- **PROMPT**: Using the records below, filter out every line that lacks "orcid" and copy the rest.

===== DATA FOR PROCESSING =====

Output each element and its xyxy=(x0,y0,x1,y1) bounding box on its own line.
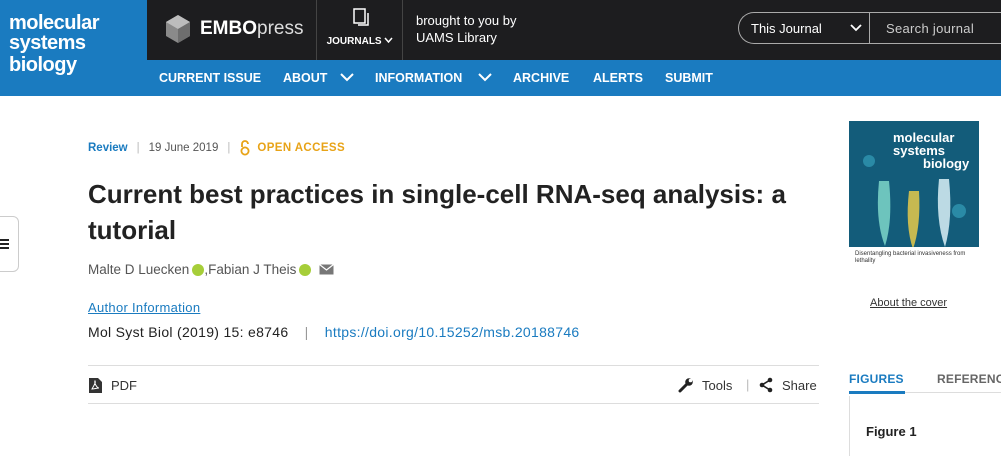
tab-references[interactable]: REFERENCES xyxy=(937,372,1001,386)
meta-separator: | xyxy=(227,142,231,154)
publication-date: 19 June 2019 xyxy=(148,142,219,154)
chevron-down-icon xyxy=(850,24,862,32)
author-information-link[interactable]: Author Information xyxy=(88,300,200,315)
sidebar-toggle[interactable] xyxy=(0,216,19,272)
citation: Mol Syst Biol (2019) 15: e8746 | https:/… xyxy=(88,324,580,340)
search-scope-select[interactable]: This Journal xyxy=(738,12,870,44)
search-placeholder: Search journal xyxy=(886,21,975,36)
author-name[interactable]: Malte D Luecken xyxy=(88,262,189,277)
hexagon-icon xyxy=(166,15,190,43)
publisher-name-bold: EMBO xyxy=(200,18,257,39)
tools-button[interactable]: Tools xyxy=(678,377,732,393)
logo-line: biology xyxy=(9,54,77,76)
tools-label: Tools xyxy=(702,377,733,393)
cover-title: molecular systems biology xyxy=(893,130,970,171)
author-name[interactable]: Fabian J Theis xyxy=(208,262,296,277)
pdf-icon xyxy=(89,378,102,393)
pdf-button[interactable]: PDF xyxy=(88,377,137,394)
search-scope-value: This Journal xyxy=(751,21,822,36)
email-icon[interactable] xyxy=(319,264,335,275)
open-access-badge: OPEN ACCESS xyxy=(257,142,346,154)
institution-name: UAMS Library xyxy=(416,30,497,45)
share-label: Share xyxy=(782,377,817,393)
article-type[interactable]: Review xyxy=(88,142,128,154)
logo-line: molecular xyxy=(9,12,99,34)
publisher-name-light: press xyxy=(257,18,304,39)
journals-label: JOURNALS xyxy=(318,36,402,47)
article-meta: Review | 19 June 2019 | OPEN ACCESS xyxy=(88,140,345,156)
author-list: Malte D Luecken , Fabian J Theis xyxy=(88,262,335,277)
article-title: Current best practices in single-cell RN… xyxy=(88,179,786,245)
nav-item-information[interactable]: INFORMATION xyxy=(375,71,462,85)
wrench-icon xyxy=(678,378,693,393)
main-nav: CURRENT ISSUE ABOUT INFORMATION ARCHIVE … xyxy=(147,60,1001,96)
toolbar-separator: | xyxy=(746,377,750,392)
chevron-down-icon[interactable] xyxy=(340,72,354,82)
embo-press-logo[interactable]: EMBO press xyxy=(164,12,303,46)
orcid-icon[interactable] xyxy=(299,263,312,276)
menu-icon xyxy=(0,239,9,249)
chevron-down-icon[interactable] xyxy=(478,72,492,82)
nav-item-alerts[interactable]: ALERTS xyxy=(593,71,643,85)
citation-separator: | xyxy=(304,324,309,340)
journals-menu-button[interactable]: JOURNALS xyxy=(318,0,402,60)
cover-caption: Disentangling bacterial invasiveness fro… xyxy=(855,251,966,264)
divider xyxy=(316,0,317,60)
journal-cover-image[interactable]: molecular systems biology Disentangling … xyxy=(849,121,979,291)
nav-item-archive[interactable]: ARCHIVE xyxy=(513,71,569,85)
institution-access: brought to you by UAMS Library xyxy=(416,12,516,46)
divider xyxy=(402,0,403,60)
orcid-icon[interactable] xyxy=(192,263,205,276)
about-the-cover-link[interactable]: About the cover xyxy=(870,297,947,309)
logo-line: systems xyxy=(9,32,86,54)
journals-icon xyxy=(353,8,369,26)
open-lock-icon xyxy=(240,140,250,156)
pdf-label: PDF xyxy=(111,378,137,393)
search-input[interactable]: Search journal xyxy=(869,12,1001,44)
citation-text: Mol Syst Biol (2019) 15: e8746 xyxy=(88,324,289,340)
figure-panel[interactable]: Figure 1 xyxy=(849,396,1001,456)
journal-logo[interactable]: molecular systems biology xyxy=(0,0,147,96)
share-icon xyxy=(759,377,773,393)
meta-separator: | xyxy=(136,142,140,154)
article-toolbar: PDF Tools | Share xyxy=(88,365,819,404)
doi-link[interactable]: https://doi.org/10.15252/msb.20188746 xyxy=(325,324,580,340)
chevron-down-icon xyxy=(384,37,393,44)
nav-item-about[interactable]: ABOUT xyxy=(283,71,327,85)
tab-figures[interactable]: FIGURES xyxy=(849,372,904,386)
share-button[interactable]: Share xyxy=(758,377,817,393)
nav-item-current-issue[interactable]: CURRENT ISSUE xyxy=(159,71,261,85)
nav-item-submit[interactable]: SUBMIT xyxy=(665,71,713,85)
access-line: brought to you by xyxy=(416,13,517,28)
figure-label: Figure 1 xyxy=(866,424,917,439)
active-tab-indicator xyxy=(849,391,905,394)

=====

- **RESPONSE TO THIS TASK**:
orcid-icon[interactable] xyxy=(299,263,312,276)
orcid-icon[interactable] xyxy=(192,263,205,276)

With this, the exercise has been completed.